- Excerpt -
CAE intends to take advantage of global tensions

(Montreal) CAE management remains optimistic about the performance of its defense division over the coming months after it went through some turbulence. Current geopolitical tensions could work in the company’s favor.



The boss of the flight simulator manufacturer, Marc Parent, admitted Tuesday that defense activities had not met his expectations and those of investors in terms of profitability until now.

But the Montreal company’s strategy “remains solid,” he said during a conference call with analysts on the financial results for the fourth quarter and the 2024 fiscal year.

As proof, the adjusted order backlog for defense has grown by 20% over the last two years, noted the President and CEO.

The market is entering an upward cycle with the increase in military budgets of NATO countries in a context of growing geopolitical tensions, reiterated Mr. Parent.

“We are currently negotiating major multi-year programs which should soon significantly increase our order book,” he said.

- Dataset rows -

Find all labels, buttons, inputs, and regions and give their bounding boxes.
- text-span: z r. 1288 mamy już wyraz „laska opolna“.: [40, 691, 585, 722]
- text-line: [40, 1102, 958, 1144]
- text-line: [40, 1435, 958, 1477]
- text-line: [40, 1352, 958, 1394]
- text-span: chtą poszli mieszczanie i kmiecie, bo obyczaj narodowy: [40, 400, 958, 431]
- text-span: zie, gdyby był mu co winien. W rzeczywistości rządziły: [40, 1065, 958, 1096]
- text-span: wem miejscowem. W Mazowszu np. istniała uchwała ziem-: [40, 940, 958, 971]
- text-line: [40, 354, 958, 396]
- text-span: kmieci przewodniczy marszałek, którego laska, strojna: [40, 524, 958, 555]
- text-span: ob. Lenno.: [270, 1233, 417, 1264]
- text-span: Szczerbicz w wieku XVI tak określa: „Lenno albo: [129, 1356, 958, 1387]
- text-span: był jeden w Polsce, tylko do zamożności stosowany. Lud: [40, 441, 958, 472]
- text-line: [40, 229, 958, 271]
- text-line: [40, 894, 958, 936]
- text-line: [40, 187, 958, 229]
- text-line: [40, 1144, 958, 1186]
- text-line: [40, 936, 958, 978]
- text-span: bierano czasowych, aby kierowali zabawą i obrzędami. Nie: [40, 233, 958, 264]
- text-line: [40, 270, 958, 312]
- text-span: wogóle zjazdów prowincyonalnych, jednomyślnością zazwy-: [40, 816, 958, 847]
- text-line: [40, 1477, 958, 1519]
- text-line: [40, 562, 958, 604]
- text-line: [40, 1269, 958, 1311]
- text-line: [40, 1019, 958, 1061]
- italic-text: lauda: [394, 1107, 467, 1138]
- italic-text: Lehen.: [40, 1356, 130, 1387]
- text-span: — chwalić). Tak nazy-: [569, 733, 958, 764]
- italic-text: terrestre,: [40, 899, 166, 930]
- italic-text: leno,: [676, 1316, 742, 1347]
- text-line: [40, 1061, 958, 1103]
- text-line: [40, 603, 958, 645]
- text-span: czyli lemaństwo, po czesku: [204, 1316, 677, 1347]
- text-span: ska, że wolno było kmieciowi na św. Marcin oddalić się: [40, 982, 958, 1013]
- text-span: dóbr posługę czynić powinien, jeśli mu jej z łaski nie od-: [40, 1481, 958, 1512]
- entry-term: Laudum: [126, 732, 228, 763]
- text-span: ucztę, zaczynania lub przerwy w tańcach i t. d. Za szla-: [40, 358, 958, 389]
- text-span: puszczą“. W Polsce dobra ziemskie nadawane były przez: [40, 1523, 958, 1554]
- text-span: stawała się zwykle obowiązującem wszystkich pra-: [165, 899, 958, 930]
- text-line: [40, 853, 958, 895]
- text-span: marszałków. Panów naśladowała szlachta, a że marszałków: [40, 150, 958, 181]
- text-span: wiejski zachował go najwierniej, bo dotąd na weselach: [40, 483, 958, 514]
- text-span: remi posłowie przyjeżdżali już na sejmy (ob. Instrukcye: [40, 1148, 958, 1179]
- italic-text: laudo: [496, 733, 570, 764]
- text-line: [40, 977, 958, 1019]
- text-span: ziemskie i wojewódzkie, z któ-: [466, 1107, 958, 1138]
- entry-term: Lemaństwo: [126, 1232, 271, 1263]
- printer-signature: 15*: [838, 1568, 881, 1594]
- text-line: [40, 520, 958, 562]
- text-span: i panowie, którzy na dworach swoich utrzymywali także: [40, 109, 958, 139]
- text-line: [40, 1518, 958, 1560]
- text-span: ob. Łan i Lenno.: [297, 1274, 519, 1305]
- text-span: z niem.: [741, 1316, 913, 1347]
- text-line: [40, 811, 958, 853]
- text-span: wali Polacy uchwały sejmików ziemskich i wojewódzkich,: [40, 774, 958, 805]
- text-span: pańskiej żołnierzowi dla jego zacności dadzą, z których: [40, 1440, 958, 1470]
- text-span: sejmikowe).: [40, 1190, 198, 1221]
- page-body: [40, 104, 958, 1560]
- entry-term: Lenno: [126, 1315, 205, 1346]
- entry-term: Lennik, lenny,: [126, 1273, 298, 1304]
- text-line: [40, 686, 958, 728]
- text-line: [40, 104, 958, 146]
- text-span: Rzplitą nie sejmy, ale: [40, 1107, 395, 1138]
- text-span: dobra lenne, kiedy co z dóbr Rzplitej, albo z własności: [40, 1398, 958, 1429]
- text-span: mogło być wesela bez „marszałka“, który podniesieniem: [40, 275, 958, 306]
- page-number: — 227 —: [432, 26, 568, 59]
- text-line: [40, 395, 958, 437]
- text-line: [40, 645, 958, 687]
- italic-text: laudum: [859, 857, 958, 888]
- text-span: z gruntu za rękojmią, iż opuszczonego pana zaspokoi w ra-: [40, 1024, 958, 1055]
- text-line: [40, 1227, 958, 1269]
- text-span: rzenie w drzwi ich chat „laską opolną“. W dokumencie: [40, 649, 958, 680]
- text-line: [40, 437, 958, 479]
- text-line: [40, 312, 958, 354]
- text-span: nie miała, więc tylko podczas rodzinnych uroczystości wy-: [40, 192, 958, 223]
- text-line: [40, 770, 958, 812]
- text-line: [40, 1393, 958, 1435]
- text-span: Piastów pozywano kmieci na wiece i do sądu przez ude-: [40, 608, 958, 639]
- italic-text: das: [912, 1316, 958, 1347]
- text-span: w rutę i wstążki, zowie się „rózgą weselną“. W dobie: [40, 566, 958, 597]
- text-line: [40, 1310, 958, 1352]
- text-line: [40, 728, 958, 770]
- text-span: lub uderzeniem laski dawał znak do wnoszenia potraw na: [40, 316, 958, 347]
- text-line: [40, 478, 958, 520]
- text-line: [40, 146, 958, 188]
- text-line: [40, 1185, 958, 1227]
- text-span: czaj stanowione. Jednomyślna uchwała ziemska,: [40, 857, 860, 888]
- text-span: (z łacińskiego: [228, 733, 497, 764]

- Challenge -
Continue the article on CAE's defense outlook from the point where it stops. The rows play no part in what comes next.

- Task result -
“Beyond our selection on transformational defense contracts in Canada, we are well positioned for next year on several strategic programs in the Indo-Pacific regions, Europe and the United States,” continued Mr. Parent.

The pilot training specialist forecasts an adjusted sector operating margin of between 6 and 7% for this sector in fiscal 2025.

Renegotiated contracts

CAE’s defense operations generated revenues of $425.5 million in the fourth quarter of 2024, down 21% from the same period last year.

The division also recorded a negative operating result of 680 million, compared to a positive result of 29 million a year earlier.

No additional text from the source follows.